_Entries provided:_
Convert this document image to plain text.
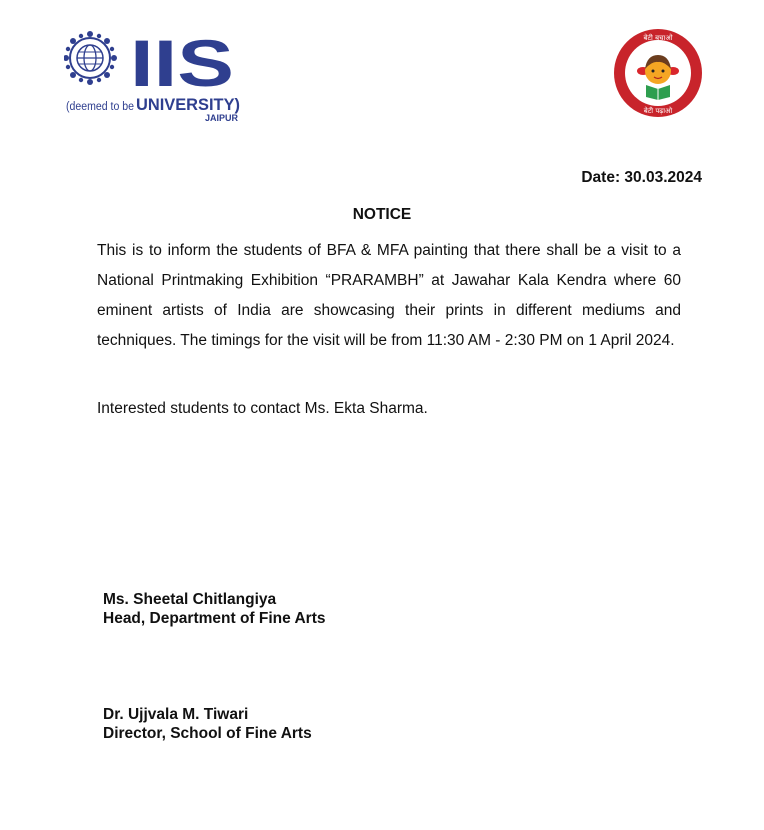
IIS
(deemed to be UNIVERSITY)
JAIPUR
बेटी बचाओ
बेटी पढ़ाओ
Date: 30.03.2024
NOTICE

This is to inform the students of BFA & MFA painting that there shall be a visit to a National Printmaking Exhibition “PRARAMBH” at Jawahar Kala Kendra where 60 eminent artists of India are showcasing their prints in different mediums and techniques. The timings for the visit will be from 11:30 AM - 2:30 PM on 1 April 2024.

Interested students to contact Ms. Ekta Sharma.
Ms. Sheetal Chitlangiya
Head, Department of Fine Arts
Dr. Ujjvala M. Tiwari
Director, School of Fine Arts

_What you are asked to do:_ Return the records exactly. Don't carry the pictures over.

_Exercise response:_
Convert this document image to plain text.
IIS
(deemed to be UNIVERSITY)
JAIPUR
बेटी बचाओ
बेटी पढ़ाओ
Date: 30.03.2024
NOTICE

This is to inform the students of BFA & MFA painting that there shall be a visit to a National Printmaking Exhibition “PRARAMBH” at Jawahar Kala Kendra where 60 eminent artists of India are showcasing their prints in different mediums and techniques. The timings for the visit will be from 11:30 AM - 2:30 PM on 1 April 2024.

Interested students to contact Ms. Ekta Sharma.
Ms. Sheetal Chitlangiya
Head, Department of Fine Arts
Dr. Ujjvala M. Tiwari
Director, School of Fine Arts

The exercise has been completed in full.